(Stored dataset items)
::::::::::

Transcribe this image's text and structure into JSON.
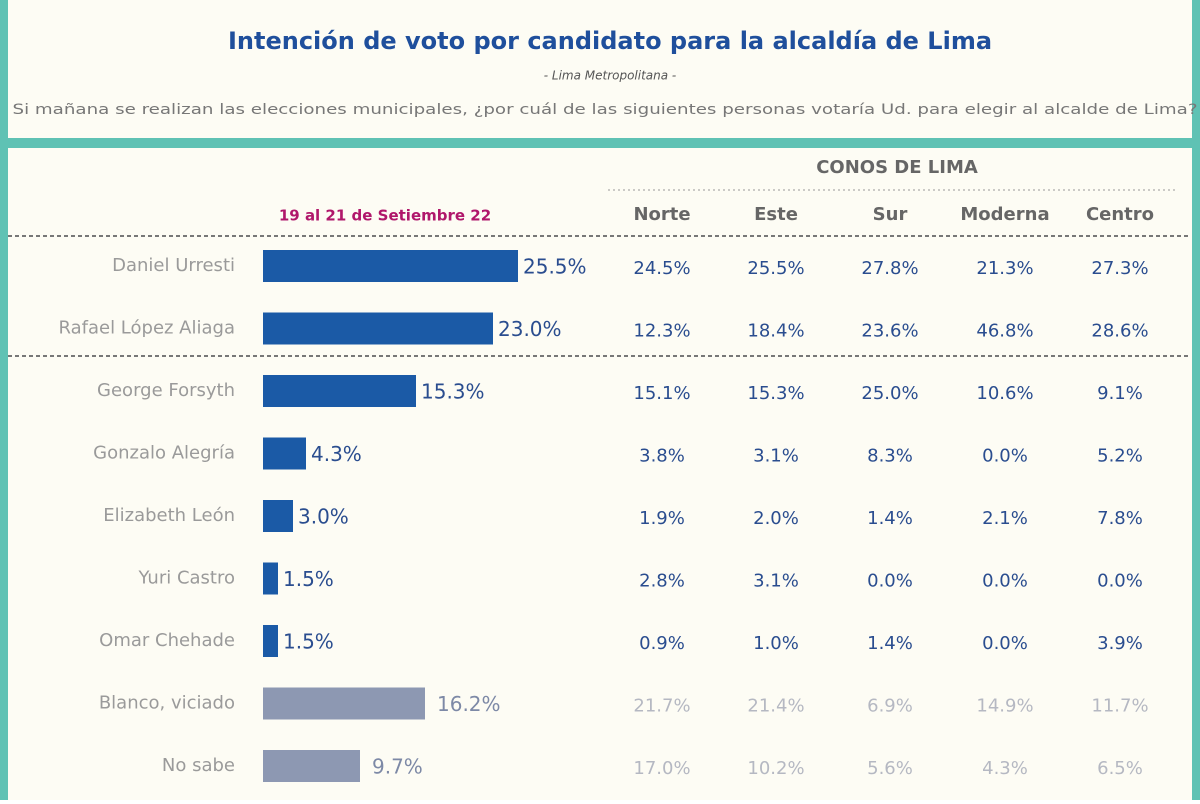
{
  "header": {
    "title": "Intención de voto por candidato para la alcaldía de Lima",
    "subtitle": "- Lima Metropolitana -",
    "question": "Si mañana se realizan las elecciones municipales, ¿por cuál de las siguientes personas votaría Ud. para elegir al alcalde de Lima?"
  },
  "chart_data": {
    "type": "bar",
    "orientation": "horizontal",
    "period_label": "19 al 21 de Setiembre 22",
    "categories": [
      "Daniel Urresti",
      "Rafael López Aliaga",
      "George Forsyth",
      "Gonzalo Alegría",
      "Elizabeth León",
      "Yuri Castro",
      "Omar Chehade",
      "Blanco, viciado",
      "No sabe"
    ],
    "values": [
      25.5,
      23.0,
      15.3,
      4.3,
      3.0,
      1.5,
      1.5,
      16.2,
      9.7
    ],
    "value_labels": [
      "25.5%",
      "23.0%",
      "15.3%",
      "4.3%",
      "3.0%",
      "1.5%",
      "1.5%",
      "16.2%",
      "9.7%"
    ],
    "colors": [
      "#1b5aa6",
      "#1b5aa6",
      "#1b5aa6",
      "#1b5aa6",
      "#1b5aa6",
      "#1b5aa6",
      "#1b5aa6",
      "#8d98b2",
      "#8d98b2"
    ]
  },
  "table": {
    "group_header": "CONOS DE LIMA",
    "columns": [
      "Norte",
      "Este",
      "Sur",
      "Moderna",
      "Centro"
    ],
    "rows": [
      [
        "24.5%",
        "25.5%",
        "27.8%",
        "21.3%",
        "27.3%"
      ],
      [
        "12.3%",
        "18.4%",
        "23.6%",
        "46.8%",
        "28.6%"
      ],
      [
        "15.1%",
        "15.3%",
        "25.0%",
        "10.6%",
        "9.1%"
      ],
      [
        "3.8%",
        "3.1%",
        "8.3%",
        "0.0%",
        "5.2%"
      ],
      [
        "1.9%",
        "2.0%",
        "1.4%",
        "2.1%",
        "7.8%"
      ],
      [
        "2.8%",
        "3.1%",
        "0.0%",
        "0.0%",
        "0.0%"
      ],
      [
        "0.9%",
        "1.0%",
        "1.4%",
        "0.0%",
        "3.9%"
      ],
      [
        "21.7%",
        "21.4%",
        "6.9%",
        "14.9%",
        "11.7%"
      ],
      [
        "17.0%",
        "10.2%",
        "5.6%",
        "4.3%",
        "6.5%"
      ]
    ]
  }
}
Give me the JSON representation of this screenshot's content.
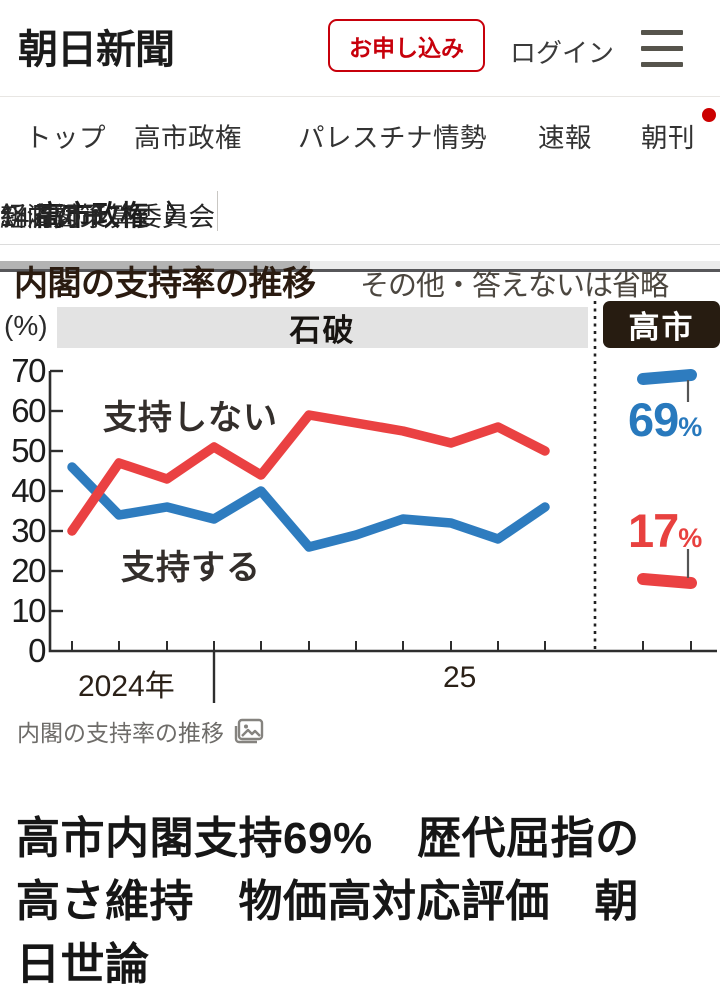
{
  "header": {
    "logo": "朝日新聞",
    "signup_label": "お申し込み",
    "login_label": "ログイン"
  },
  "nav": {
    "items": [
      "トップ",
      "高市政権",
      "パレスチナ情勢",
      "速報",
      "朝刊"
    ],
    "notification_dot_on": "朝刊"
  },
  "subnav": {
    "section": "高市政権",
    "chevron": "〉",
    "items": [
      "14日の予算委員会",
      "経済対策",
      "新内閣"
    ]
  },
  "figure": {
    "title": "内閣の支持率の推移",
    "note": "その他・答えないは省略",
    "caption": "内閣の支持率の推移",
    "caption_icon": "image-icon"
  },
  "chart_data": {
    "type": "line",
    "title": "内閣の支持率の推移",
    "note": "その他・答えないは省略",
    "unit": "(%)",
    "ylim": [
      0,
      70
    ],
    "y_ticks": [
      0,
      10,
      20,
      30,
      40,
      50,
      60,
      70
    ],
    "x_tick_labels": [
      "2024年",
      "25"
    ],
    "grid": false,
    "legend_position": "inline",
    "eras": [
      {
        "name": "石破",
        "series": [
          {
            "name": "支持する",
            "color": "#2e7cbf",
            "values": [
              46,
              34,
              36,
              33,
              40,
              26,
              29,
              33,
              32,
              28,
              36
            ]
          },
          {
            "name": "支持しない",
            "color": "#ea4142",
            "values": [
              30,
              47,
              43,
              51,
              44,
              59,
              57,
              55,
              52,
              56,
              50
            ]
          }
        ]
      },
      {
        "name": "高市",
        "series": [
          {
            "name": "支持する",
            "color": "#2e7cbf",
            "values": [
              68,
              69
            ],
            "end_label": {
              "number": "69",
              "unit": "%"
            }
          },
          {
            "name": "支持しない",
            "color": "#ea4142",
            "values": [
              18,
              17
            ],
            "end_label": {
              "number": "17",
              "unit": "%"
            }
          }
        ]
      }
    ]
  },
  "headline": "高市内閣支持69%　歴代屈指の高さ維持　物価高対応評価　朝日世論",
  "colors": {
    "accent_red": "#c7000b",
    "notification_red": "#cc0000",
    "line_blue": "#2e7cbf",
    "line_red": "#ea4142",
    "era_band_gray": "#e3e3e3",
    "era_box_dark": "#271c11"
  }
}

::::::::::

**Your goal**
Omit all pictures while transcribing the entries verbatim.

**Result for this task**
Transcribe this image's text and structure into JSON.
{
  "header": {
    "title": "Intención de voto por candidato para la alcaldía de Lima",
    "subtitle": "- Lima Metropolitana -",
    "question": "Si mañana se realizan las elecciones municipales, ¿por cuál de las siguientes personas votaría Ud. para elegir al alcalde de Lima?"
  },
  "chart_data": {
    "type": "bar",
    "orientation": "horizontal",
    "period_label": "19 al 21 de Setiembre 22",
    "categories": [
      "Daniel Urresti",
      "Rafael López Aliaga",
      "George Forsyth",
      "Gonzalo Alegría",
      "Elizabeth León",
      "Yuri Castro",
      "Omar Chehade",
      "Blanco, viciado",
      "No sabe"
    ],
    "values": [
      25.5,
      23.0,
      15.3,
      4.3,
      3.0,
      1.5,
      1.5,
      16.2,
      9.7
    ],
    "value_labels": [
      "25.5%",
      "23.0%",
      "15.3%",
      "4.3%",
      "3.0%",
      "1.5%",
      "1.5%",
      "16.2%",
      "9.7%"
    ],
    "colors": [
      "#1b5aa6",
      "#1b5aa6",
      "#1b5aa6",
      "#1b5aa6",
      "#1b5aa6",
      "#1b5aa6",
      "#1b5aa6",
      "#8d98b2",
      "#8d98b2"
    ]
  },
  "table": {
    "group_header": "CONOS DE LIMA",
    "columns": [
      "Norte",
      "Este",
      "Sur",
      "Moderna",
      "Centro"
    ],
    "rows": [
      [
        "24.5%",
        "25.5%",
        "27.8%",
        "21.3%",
        "27.3%"
      ],
      [
        "12.3%",
        "18.4%",
        "23.6%",
        "46.8%",
        "28.6%"
      ],
      [
        "15.1%",
        "15.3%",
        "25.0%",
        "10.6%",
        "9.1%"
      ],
      [
        "3.8%",
        "3.1%",
        "8.3%",
        "0.0%",
        "5.2%"
      ],
      [
        "1.9%",
        "2.0%",
        "1.4%",
        "2.1%",
        "7.8%"
      ],
      [
        "2.8%",
        "3.1%",
        "0.0%",
        "0.0%",
        "0.0%"
      ],
      [
        "0.9%",
        "1.0%",
        "1.4%",
        "0.0%",
        "3.9%"
      ],
      [
        "21.7%",
        "21.4%",
        "6.9%",
        "14.9%",
        "11.7%"
      ],
      [
        "17.0%",
        "10.2%",
        "5.6%",
        "4.3%",
        "6.5%"
      ]
    ]
  }
}
Give me the JSON representation of this screenshot's content.
{
  "header": {
    "logo": "朝日新聞",
    "signup_label": "お申し込み",
    "login_label": "ログイン"
  },
  "nav": {
    "items": [
      "トップ",
      "高市政権",
      "パレスチナ情勢",
      "速報",
      "朝刊"
    ],
    "notification_dot_on": "朝刊"
  },
  "subnav": {
    "section": "高市政権",
    "chevron": "〉",
    "items": [
      "14日の予算委員会",
      "経済対策",
      "新内閣"
    ]
  },
  "figure": {
    "title": "内閣の支持率の推移",
    "note": "その他・答えないは省略",
    "caption": "内閣の支持率の推移",
    "caption_icon": "image-icon"
  },
  "chart_data": {
    "type": "line",
    "title": "内閣の支持率の推移",
    "note": "その他・答えないは省略",
    "unit": "(%)",
    "ylim": [
      0,
      70
    ],
    "y_ticks": [
      0,
      10,
      20,
      30,
      40,
      50,
      60,
      70
    ],
    "x_tick_labels": [
      "2024年",
      "25"
    ],
    "grid": false,
    "legend_position": "inline",
    "eras": [
      {
        "name": "石破",
        "series": [
          {
            "name": "支持する",
            "color": "#2e7cbf",
            "values": [
              46,
              34,
              36,
              33,
              40,
              26,
              29,
              33,
              32,
              28,
              36
            ]
          },
          {
            "name": "支持しない",
            "color": "#ea4142",
            "values": [
              30,
              47,
              43,
              51,
              44,
              59,
              57,
              55,
              52,
              56,
              50
            ]
          }
        ]
      },
      {
        "name": "高市",
        "series": [
          {
            "name": "支持する",
            "color": "#2e7cbf",
            "values": [
              68,
              69
            ],
            "end_label": {
              "number": "69",
              "unit": "%"
            }
          },
          {
            "name": "支持しない",
            "color": "#ea4142",
            "values": [
              18,
              17
            ],
            "end_label": {
              "number": "17",
              "unit": "%"
            }
          }
        ]
      }
    ]
  },
  "headline": "高市内閣支持69%　歴代屈指の高さ維持　物価高対応評価　朝日世論",
  "colors": {
    "accent_red": "#c7000b",
    "notification_red": "#cc0000",
    "line_blue": "#2e7cbf",
    "line_red": "#ea4142",
    "era_band_gray": "#e3e3e3",
    "era_box_dark": "#271c11"
  }
}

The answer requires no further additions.